## Data extract
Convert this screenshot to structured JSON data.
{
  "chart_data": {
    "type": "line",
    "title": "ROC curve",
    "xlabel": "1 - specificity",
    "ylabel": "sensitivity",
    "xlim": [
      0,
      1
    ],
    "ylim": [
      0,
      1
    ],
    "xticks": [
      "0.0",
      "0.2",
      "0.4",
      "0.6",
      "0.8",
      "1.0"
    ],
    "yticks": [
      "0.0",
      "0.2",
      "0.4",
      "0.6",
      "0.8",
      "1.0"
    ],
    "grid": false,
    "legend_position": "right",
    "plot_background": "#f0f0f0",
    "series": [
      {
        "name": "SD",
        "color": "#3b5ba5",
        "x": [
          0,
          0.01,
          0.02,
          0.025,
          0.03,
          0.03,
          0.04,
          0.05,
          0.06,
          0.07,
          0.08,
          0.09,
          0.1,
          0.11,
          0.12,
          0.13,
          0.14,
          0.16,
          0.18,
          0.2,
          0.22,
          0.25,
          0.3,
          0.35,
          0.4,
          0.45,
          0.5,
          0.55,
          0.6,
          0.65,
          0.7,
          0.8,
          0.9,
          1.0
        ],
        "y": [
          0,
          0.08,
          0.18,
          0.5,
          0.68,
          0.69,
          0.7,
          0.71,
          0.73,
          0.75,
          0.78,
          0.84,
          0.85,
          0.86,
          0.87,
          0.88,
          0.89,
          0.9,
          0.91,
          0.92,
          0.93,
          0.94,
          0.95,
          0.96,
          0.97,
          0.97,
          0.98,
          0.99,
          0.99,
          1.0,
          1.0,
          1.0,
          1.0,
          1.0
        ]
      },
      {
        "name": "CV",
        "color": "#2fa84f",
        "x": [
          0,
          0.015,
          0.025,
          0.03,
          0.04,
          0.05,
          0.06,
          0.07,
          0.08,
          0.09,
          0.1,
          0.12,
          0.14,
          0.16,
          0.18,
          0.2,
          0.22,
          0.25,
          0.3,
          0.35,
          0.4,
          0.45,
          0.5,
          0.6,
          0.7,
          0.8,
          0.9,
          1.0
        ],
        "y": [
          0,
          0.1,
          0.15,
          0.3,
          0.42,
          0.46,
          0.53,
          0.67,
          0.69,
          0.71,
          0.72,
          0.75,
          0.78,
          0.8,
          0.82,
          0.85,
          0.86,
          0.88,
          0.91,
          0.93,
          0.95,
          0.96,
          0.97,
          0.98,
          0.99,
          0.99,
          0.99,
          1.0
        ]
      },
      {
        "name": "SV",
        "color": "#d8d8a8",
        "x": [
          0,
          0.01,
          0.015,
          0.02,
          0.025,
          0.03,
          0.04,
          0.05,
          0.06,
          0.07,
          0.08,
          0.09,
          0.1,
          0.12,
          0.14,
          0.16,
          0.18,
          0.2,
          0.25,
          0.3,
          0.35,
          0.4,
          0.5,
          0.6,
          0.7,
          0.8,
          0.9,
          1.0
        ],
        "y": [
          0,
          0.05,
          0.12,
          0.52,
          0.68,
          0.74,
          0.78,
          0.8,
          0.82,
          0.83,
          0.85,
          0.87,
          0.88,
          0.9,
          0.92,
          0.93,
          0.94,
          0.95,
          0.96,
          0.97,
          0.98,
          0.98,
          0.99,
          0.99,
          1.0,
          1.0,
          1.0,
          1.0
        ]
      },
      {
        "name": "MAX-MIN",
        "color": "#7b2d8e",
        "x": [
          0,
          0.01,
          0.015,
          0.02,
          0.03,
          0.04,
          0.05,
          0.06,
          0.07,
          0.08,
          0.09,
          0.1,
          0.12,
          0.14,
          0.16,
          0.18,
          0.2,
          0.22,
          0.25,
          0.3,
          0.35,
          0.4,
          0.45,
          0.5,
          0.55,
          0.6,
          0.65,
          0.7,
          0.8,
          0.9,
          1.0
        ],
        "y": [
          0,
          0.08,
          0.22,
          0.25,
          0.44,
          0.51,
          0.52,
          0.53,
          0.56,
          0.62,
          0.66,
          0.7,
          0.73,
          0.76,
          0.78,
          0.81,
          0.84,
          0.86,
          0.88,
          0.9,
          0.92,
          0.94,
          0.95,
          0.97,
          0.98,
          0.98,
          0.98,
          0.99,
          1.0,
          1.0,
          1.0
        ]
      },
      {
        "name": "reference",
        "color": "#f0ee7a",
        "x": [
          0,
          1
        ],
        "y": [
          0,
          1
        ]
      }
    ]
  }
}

## What the task requires
Gather each line that holds "name".

## Finished answer
        "name": "SD",
        "name": "CV",
        "name": "SV",
        "name": "MAX-MIN",
        "name": "reference",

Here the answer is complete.